_TASK BRIEF_
State how many lines of the entries hold the string "that", and nothing more.

_EXTRACTED ENTRIES_
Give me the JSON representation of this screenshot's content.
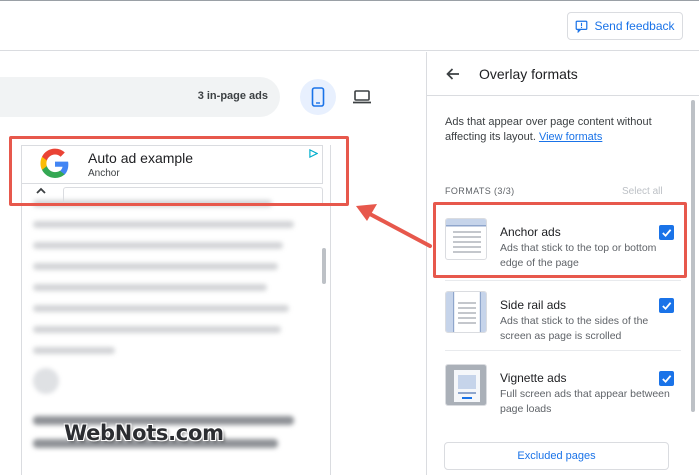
{
  "topbar": {
    "feedback_label": "Send feedback",
    "feedback_icon": "feedback-icon"
  },
  "preview": {
    "ads_count": "3 in-page ads",
    "device_mobile_icon": "smartphone-icon",
    "device_desktop_icon": "laptop-icon",
    "anchor_ad": {
      "title": "Auto ad example",
      "subtitle": "Anchor",
      "logo": "google-logo",
      "adchoices_icon": "adchoices-icon"
    }
  },
  "watermark": "WebNots.com",
  "panel": {
    "title": "Overlay formats",
    "description": "Ads that appear over page content without affecting its layout.",
    "description_link": "View formats",
    "formats_label": "FORMATS (3/3)",
    "select_all": "Select all",
    "formats": [
      {
        "name": "Anchor ads",
        "desc": "Ads that stick to the top or bottom edge of the page",
        "checked": true
      },
      {
        "name": "Side rail ads",
        "desc": "Ads that stick to the sides of the screen as page is scrolled",
        "checked": true
      },
      {
        "name": "Vignette ads",
        "desc": "Full screen ads that appear between page loads",
        "checked": true
      }
    ],
    "excluded_pages": "Excluded pages"
  },
  "colors": {
    "accent": "#1a73e8",
    "annotation": "#e7584c",
    "selected_device_bg": "#e8f0fe"
  }
}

_EXERCISE RESPONSE_
4